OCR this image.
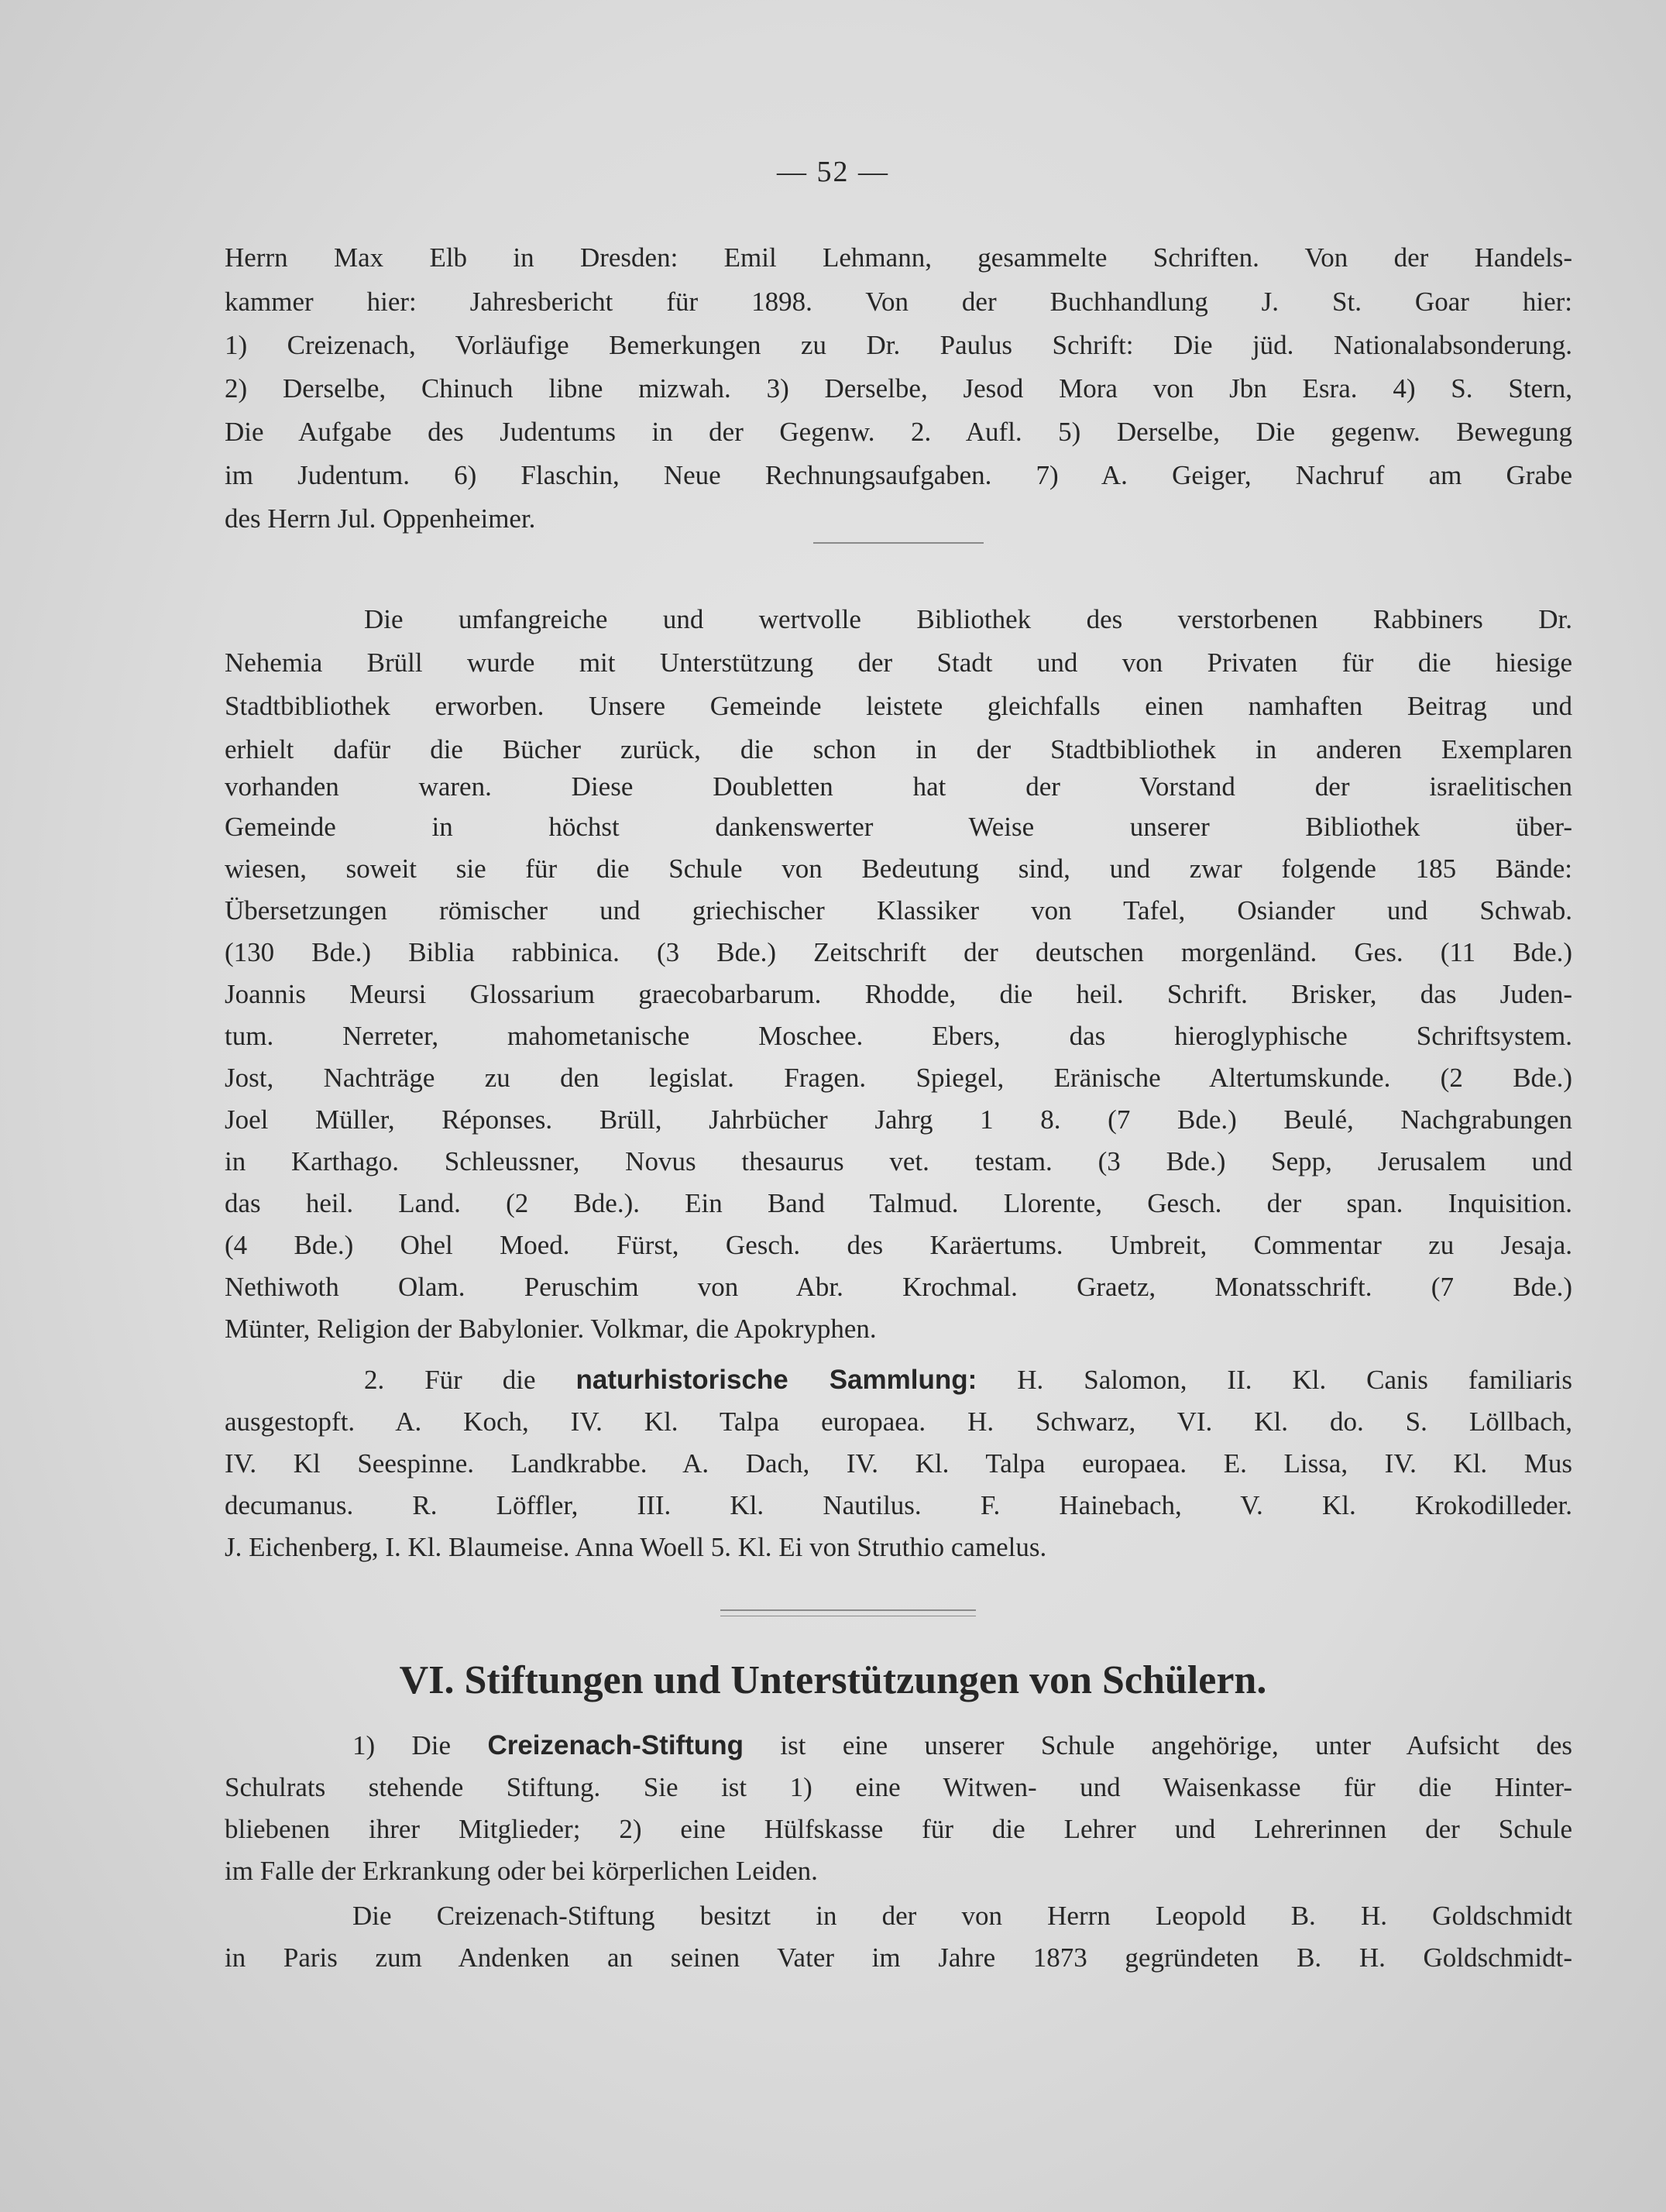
— 52 —
Herrn Max Elb in Dresden: Emil Lehmann, gesammelte Schriften. Von der Handels-
kammer hier: Jahresbericht für 1898. Von der Buchhandlung J. St. Goar hier:
1) Creizenach, Vorläufige Bemerkungen zu Dr. Paulus Schrift: Die jüd. Nationalabsonderung.
2) Derselbe, Chinuch libne mizwah. 3) Derselbe, Jesod Mora von Jbn Esra. 4) S. Stern,
Die Aufgabe des Judentums in der Gegenw. 2. Aufl. 5) Derselbe, Die gegenw. Bewegung
im Judentum. 6) Flaschin, Neue Rechnungsaufgaben. 7) A. Geiger, Nachruf am Grabe
des Herrn Jul. Oppenheimer.
Die umfangreiche und wertvolle Bibliothek des verstorbenen Rabbiners Dr.
Nehemia Brüll wurde mit Unterstützung der Stadt und von Privaten für die hiesige
Stadtbibliothek erworben. Unsere Gemeinde leistete gleichfalls einen namhaften Beitrag und
erhielt dafür die Bücher zurück, die schon in der Stadtbibliothek in anderen Exemplaren
vorhanden waren. Diese Doubletten hat der Vorstand der israelitischen
Gemeinde in höchst dankenswerter Weise unserer Bibliothek über-
wiesen, soweit sie für die Schule von Bedeutung sind, und zwar folgende 185 Bände:
Übersetzungen römischer und griechischer Klassiker von Tafel, Osiander und Schwab.
(130 Bde.) Biblia rabbinica. (3 Bde.) Zeitschrift der deutschen morgenländ. Ges. (11 Bde.)
Joannis Meursi Glossarium graecobarbarum. Rhodde, die heil. Schrift. Brisker, das Juden-
tum. Nerreter, mahometanische Moschee. Ebers, das hieroglyphische Schriftsystem.
Jost, Nachträge zu den legislat. Fragen. Spiegel, Eränische Altertumskunde. (2 Bde.)
Joel Müller, Réponses. Brüll, Jahrbücher Jahrg 1 8. (7 Bde.) Beulé, Nachgrabungen
in Karthago. Schleussner, Novus thesaurus vet. testam. (3 Bde.) Sepp, Jerusalem und
das heil. Land. (2 Bde.). Ein Band Talmud. Llorente, Gesch. der span. Inquisition.
(4 Bde.) Ohel Moed. Fürst, Gesch. des Karäertums. Umbreit, Commentar zu Jesaja.
Nethiwoth Olam. Peruschim von Abr. Krochmal. Graetz, Monatsschrift. (7 Bde.)
Münter, Religion der Babylonier. Volkmar, die Apokryphen.
2. Für die naturhistorische Sammlung: H. Salomon, II. Kl. Canis familiaris
ausgestopft. A. Koch, IV. Kl. Talpa europaea. H. Schwarz, VI. Kl. do. S. Löllbach,
IV. Kl Seespinne. Landkrabbe. A. Dach, IV. Kl. Talpa europaea. E. Lissa, IV. Kl. Mus
decumanus. R. Löffler, III. Kl. Nautilus. F. Hainebach, V. Kl. Krokodilleder.
J. Eichenberg, I. Kl. Blaumeise. Anna Woell 5. Kl. Ei von Struthio camelus.
VI. Stiftungen und Unterstützungen von Schülern.
1) Die Creizenach-Stiftung ist eine unserer Schule angehörige, unter Aufsicht des
Schulrats stehende Stiftung. Sie ist 1) eine Witwen- und Waisenkasse für die Hinter-
bliebenen ihrer Mitglieder; 2) eine Hülfskasse für die Lehrer und Lehrerinnen der Schule
im Falle der Erkrankung oder bei körperlichen Leiden.
Die Creizenach-Stiftung besitzt in der von Herrn Leopold B. H. Goldschmidt
in Paris zum Andenken an seinen Vater im Jahre 1873 gegründeten B. H. Goldschmidt-
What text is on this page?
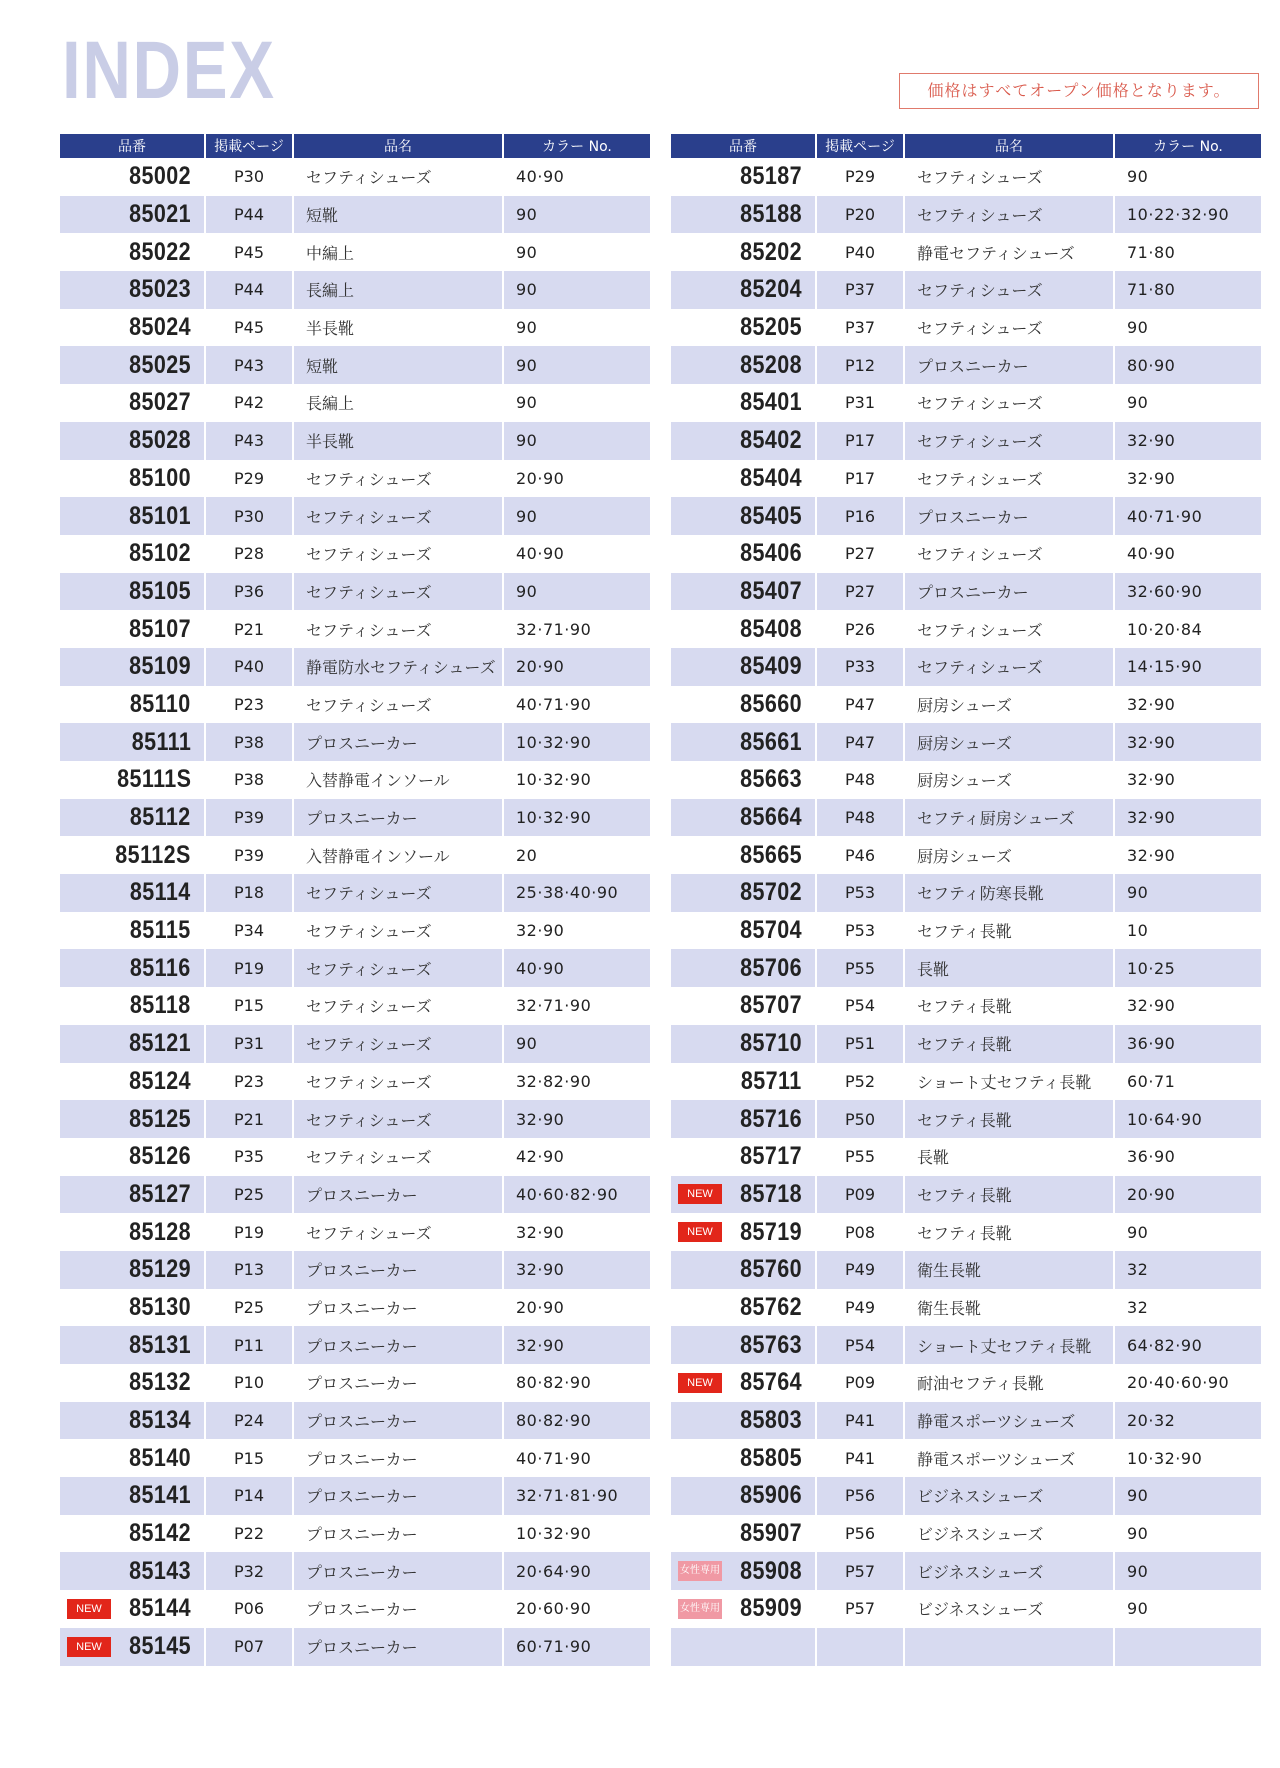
INDEX	価格はすべてオープン価格となります。
品番	掲載ページ	品名	カラー No.
85002	P30	セフティシューズ	40·90
85021	P44	短靴	90
85022	P45	中編上	90
85023	P44	長編上	90
85024	P45	半長靴	90
85025	P43	短靴	90
85027	P42	長編上	90
85028	P43	半長靴	90
85100	P29	セフティシューズ	20·90
85101	P30	セフティシューズ	90
85102	P28	セフティシューズ	40·90
85105	P36	セフティシューズ	90
85107	P21	セフティシューズ	32·71·90
85109	P40	静電防水セフティシューズ	20·90
85110	P23	セフティシューズ	40·71·90
85111	P38	プロスニーカー	10·32·90
85111S	P38	入替静電インソール	10·32·90
85112	P39	プロスニーカー	10·32·90
85112S	P39	入替静電インソール	20
85114	P18	セフティシューズ	25·38·40·90
85115	P34	セフティシューズ	32·90
85116	P19	セフティシューズ	40·90
85118	P15	セフティシューズ	32·71·90
85121	P31	セフティシューズ	90
85124	P23	セフティシューズ	32·82·90
85125	P21	セフティシューズ	32·90
85126	P35	セフティシューズ	42·90
85127	P25	プロスニーカー	40·60·82·90
85128	P19	セフティシューズ	32·90
85129	P13	プロスニーカー	32·90
85130	P25	プロスニーカー	20·90
85131	P11	プロスニーカー	32·90
85132	P10	プロスニーカー	80·82·90
85134	P24	プロスニーカー	80·82·90
85140	P15	プロスニーカー	40·71·90
85141	P14	プロスニーカー	32·71·81·90
85142	P22	プロスニーカー	10·32·90
85143	P32	プロスニーカー	20·64·90

NEW 85144	P06	プロスニーカー	20·60·90

NEW 85145	P07	プロスニーカー	60·71·90
品番	掲載ページ	品名	カラー No.
85187	P29	セフティシューズ	90
85188	P20	セフティシューズ	10·22·32·90
85202	P40	静電セフティシューズ	71·80
85204	P37	セフティシューズ	71·80
85205	P37	セフティシューズ	90
85208	P12	プロスニーカー	80·90
85401	P31	セフティシューズ	90
85402	P17	セフティシューズ	32·90
85404	P17	セフティシューズ	32·90
85405	P16	プロスニーカー	40·71·90
85406	P27	セフティシューズ	40·90
85407	P27	プロスニーカー	32·60·90
85408	P26	セフティシューズ	10·20·84
85409	P33	セフティシューズ	14·15·90
85660	P47	厨房シューズ	32·90
85661	P47	厨房シューズ	32·90
85663	P48	厨房シューズ	32·90
85664	P48	セフティ厨房シューズ	32·90
85665	P46	厨房シューズ	32·90
85702	P53	セフティ防寒長靴	90
85704	P53	セフティ長靴	10
85706	P55	長靴	10·25
85707	P54	セフティ長靴	32·90
85710	P51	セフティ長靴	36·90
85711	P52	ショート丈セフティ長靴	60·71
85716	P50	セフティ長靴	10·64·90
85717	P55	長靴	36·90

NEW 85718	P09	セフティ長靴	20·90

NEW 85719	P08	セフティ長靴	90
85760	P49	衛生長靴	32
85762	P49	衛生長靴	32
85763	P54	ショート丈セフティ長靴	64·82·90

NEW 85764	P09	耐油セフティ長靴	20·40·60·90
85803	P41	静電スポーツシューズ	20·32
85805	P41	静電スポーツシューズ	10·32·90
85906	P56	ビジネスシューズ	90
85907	P56	ビジネスシューズ	90

女性専用 85908	P57	ビジネスシューズ	90

女性専用 85909	P57	ビジネスシューズ	90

CHALLENGE | Tally the lines in this data that hold the word "女性専用" and state only the count.

RESULT BELOW | 2